State the number of lines that hold the string "label", with nothing added.

+ + + + + + +

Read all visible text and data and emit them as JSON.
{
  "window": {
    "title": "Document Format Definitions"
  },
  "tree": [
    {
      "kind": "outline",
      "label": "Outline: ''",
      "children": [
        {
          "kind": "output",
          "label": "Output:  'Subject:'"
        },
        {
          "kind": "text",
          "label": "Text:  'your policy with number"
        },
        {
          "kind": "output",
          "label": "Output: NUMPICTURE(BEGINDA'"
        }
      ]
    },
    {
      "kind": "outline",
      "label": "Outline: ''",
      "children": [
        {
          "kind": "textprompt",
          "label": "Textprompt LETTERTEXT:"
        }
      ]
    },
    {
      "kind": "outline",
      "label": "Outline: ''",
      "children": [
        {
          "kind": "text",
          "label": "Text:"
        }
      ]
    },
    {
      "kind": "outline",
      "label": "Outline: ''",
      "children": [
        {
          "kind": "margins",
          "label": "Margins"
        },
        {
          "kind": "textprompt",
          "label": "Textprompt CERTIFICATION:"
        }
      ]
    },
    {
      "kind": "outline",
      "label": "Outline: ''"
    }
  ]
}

+ + + + + + +

Answer for this exercise: 12